_JOB:_
Without the images, write out all of the following entries exactly.

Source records
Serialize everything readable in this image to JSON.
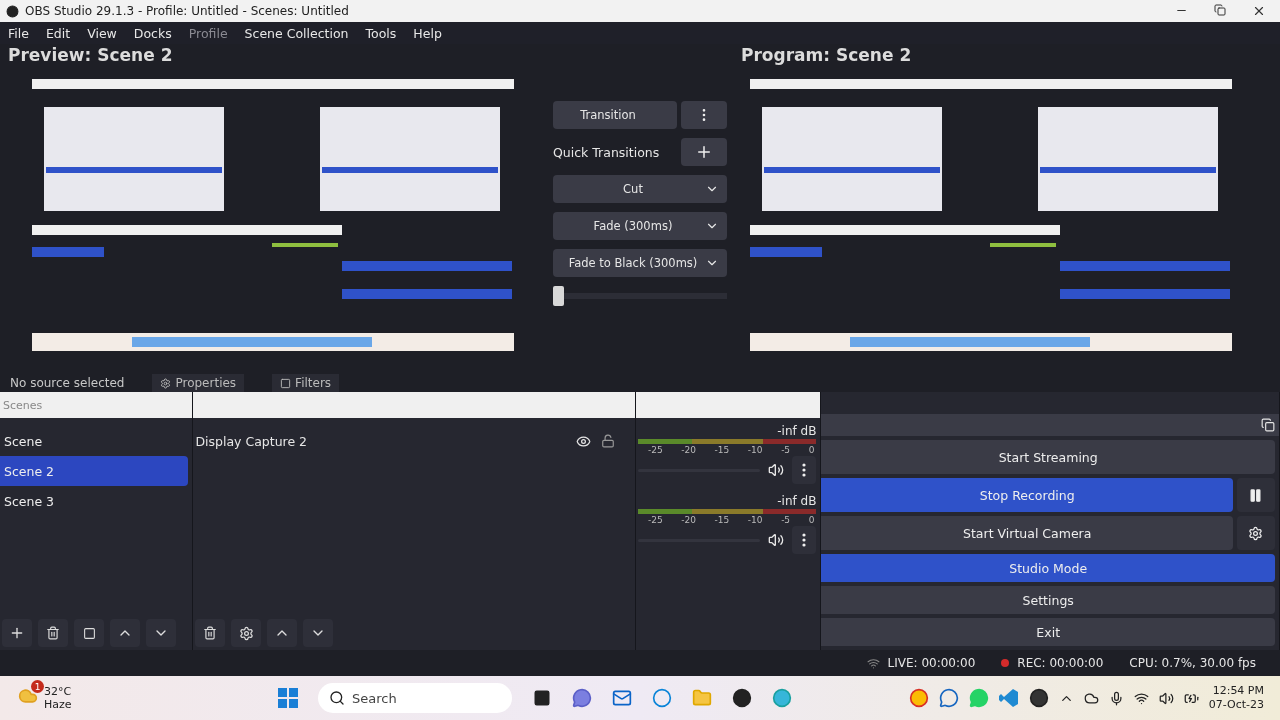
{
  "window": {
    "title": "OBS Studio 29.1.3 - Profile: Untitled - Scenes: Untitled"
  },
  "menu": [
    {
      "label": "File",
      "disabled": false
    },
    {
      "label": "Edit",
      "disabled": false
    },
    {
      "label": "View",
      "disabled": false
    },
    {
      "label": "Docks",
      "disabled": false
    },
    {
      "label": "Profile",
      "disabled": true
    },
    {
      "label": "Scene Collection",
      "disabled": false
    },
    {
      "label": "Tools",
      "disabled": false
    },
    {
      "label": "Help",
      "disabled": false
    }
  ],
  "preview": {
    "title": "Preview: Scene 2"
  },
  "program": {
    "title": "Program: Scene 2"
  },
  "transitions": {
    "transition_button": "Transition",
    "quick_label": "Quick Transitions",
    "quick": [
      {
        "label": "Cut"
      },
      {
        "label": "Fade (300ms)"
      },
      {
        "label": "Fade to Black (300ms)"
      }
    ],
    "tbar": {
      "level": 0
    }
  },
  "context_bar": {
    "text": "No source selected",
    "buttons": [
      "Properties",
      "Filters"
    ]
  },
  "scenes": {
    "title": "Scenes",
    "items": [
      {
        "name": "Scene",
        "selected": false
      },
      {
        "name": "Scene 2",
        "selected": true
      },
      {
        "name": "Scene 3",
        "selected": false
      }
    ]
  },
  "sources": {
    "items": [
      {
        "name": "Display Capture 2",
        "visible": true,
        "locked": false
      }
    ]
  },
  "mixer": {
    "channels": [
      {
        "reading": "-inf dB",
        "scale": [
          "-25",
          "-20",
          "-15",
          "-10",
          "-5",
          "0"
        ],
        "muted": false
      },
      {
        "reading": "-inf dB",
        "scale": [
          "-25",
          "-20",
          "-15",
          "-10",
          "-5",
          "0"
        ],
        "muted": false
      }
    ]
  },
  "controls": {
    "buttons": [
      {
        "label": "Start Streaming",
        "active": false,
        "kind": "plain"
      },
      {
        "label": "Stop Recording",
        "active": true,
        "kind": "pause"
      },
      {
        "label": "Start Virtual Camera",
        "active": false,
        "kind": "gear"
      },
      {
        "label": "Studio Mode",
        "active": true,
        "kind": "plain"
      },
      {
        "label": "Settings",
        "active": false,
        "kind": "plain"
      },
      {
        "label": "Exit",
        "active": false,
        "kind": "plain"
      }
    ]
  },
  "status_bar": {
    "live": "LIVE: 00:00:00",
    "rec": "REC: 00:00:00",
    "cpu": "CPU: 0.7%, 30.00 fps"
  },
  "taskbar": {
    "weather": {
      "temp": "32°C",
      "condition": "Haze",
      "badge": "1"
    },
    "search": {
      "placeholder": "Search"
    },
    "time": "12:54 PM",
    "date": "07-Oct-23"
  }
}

_OUTPUT:_
Serialize everything readable in this image to JSON.
{
  "window": {
    "title": "OBS Studio 29.1.3 - Profile: Untitled - Scenes: Untitled"
  },
  "menu": [
    {
      "label": "File",
      "disabled": false
    },
    {
      "label": "Edit",
      "disabled": false
    },
    {
      "label": "View",
      "disabled": false
    },
    {
      "label": "Docks",
      "disabled": false
    },
    {
      "label": "Profile",
      "disabled": true
    },
    {
      "label": "Scene Collection",
      "disabled": false
    },
    {
      "label": "Tools",
      "disabled": false
    },
    {
      "label": "Help",
      "disabled": false
    }
  ],
  "preview": {
    "title": "Preview: Scene 2"
  },
  "program": {
    "title": "Program: Scene 2"
  },
  "transitions": {
    "transition_button": "Transition",
    "quick_label": "Quick Transitions",
    "quick": [
      {
        "label": "Cut"
      },
      {
        "label": "Fade (300ms)"
      },
      {
        "label": "Fade to Black (300ms)"
      }
    ],
    "tbar": {
      "level": 0
    }
  },
  "context_bar": {
    "text": "No source selected",
    "buttons": [
      "Properties",
      "Filters"
    ]
  },
  "scenes": {
    "title": "Scenes",
    "items": [
      {
        "name": "Scene",
        "selected": false
      },
      {
        "name": "Scene 2",
        "selected": true
      },
      {
        "name": "Scene 3",
        "selected": false
      }
    ]
  },
  "sources": {
    "items": [
      {
        "name": "Display Capture 2",
        "visible": true,
        "locked": false
      }
    ]
  },
  "mixer": {
    "channels": [
      {
        "reading": "-inf dB",
        "scale": [
          "-25",
          "-20",
          "-15",
          "-10",
          "-5",
          "0"
        ],
        "muted": false
      },
      {
        "reading": "-inf dB",
        "scale": [
          "-25",
          "-20",
          "-15",
          "-10",
          "-5",
          "0"
        ],
        "muted": false
      }
    ]
  },
  "controls": {
    "buttons": [
      {
        "label": "Start Streaming",
        "active": false,
        "kind": "plain"
      },
      {
        "label": "Stop Recording",
        "active": true,
        "kind": "pause"
      },
      {
        "label": "Start Virtual Camera",
        "active": false,
        "kind": "gear"
      },
      {
        "label": "Studio Mode",
        "active": true,
        "kind": "plain"
      },
      {
        "label": "Settings",
        "active": false,
        "kind": "plain"
      },
      {
        "label": "Exit",
        "active": false,
        "kind": "plain"
      }
    ]
  },
  "status_bar": {
    "live": "LIVE: 00:00:00",
    "rec": "REC: 00:00:00",
    "cpu": "CPU: 0.7%, 30.00 fps"
  },
  "taskbar": {
    "weather": {
      "temp": "32°C",
      "condition": "Haze",
      "badge": "1"
    },
    "search": {
      "placeholder": "Search"
    },
    "time": "12:54 PM",
    "date": "07-Oct-23"
  }
}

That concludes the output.